How Did the Los Angeles Fires Get So Out of Control?

The fires in and around Los Angeles have already claimed dozens of lives, destroyed thousands of homes, and led to evacuation orders for hundreds of thousands of people. The economic damage is projected to be as much as a hundred and fifty billion dollars. Daniel Swain is a climate scientist at U.C.L.A. and the University of California Agriculture and Natural Resources who studies extreme weather events and their connection to climate change. He and I recently spoke by phone. Our conversation, edited for length and clarity, is below. In it, we discuss what really caused these fires to rage out of control, how he tries to communicate the role that climate change plays in natural disasters, and how the Los Angeles area became so vulnerable to catastrophe.

What makes these fires unique other than the extent of the damage they have caused?

I do think the sheer scope of the damage in terms of the number of structures lost and the economic losses is what jumps out the most. That said, there are other aspects of the over-all situation that are very different from anything we’ve seen before, too.

Let’s start with what’s not unusual, since I think that’s helpful for setting the stage. It is not unusual for strong dry winds to occur in the mountains and valleys near Los Angeles in January. This particular event was notably strong and did extend across more of the high-population and lower-valley regions than usual. But if you were to pick a time of year when you would expect to see strong dry winds, it would be now.

*Exercise objective*
Extend the interview about the Los Angeles fires, picking up right after its final sentence. The records play no part in the work here.

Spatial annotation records
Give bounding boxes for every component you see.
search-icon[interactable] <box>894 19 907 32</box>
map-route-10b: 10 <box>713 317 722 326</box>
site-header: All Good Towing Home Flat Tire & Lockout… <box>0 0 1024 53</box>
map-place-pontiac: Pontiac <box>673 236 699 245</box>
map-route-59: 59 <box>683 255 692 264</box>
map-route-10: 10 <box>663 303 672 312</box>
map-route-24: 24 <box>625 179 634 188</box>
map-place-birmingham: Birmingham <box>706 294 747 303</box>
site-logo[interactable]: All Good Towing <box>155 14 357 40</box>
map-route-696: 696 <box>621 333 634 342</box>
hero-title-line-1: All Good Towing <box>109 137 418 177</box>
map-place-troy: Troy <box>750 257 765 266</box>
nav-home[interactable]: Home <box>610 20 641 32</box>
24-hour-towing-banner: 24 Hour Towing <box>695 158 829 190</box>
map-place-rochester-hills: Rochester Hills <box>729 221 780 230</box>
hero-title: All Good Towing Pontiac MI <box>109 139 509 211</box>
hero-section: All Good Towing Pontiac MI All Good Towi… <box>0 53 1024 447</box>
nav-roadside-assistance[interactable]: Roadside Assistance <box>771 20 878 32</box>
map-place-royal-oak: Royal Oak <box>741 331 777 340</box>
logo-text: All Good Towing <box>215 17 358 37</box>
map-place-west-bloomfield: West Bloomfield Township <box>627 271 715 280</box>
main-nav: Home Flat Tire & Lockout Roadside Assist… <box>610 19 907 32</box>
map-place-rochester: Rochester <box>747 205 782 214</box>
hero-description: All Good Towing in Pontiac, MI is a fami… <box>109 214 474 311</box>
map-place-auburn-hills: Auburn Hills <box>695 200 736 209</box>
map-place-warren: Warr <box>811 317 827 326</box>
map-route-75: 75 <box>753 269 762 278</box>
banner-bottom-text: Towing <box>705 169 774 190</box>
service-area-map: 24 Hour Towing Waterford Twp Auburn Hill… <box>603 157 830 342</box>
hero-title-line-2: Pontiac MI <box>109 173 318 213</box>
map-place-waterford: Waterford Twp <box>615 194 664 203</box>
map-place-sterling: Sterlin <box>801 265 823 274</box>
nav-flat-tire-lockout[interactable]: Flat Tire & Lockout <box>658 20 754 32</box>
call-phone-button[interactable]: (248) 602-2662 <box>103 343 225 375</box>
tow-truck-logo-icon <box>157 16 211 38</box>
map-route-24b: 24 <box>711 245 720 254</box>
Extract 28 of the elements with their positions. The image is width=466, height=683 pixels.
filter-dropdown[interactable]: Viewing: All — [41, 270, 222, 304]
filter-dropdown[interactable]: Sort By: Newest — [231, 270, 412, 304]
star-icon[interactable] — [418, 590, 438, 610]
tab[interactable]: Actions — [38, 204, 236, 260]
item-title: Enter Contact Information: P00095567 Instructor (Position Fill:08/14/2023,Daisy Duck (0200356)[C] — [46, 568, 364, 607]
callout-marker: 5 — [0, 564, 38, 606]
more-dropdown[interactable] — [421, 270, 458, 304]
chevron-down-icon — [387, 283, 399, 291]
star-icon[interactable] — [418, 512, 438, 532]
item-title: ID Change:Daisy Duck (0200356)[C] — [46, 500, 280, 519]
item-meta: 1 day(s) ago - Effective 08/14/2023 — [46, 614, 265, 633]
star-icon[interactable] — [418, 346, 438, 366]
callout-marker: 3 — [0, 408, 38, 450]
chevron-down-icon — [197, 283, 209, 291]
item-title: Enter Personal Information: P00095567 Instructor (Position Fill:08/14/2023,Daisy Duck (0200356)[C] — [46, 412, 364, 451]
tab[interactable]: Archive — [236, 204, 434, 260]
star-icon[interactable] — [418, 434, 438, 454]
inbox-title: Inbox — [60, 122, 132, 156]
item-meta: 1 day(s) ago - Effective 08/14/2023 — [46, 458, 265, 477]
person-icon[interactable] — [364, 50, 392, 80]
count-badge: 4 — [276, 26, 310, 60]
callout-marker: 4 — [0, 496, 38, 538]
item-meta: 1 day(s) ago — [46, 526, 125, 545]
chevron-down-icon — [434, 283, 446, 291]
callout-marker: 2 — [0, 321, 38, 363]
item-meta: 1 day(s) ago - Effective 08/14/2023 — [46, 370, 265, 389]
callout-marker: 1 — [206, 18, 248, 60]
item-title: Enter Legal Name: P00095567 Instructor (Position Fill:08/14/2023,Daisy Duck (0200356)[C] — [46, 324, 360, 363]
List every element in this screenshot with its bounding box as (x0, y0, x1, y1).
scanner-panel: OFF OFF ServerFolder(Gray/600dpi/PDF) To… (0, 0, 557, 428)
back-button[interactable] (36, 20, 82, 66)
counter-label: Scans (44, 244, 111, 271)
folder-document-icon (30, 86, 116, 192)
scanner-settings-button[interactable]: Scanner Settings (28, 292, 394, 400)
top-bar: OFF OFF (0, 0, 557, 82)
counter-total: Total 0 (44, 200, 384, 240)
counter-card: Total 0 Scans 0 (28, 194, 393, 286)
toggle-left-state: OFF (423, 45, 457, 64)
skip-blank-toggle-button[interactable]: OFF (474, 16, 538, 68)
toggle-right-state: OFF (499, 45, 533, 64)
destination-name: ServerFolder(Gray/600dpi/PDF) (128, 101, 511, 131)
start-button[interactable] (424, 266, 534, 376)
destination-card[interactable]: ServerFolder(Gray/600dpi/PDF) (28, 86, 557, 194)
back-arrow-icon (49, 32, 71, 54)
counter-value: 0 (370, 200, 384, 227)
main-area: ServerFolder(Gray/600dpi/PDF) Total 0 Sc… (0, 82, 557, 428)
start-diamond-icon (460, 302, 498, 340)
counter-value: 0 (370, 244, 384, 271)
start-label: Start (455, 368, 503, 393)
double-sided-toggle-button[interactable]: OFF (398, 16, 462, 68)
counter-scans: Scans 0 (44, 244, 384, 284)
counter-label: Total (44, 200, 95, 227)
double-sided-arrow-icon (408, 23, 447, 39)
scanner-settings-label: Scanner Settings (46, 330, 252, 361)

*The output*
These are the Santa Ana winds you’re speaking of?

Yeah, these are Santa Ana-like. These were a little bit different from a traditional Santa Ana event because they were driven by a slightly different low-pressure system in a slightly different spot. That is partly why the winds are coming more from the north than from the east, and also why they were stronger than usual and reached deeper into the valleys than usual. But if you can think of it as being Santa Ana or Santa Ana-adjacent, it’s the same general idea. We only see winds that strong every five or ten years or so. So it’s notable for sure, but it’s far from unprecedented in its own right.

The preconditions, though, were drastically more unusual, bordering on unprecedented—specifically how dry conditions have been. And that is essentially quantified by looking at how much rain has or has not fallen in the Los Angeles area or San Diego area. And what we find is that this is now either the driest or second-driest start to the season on record throughout Southern California, going back a hundred years. In modern history, it has not been this dry this late in the ostensible rainy season.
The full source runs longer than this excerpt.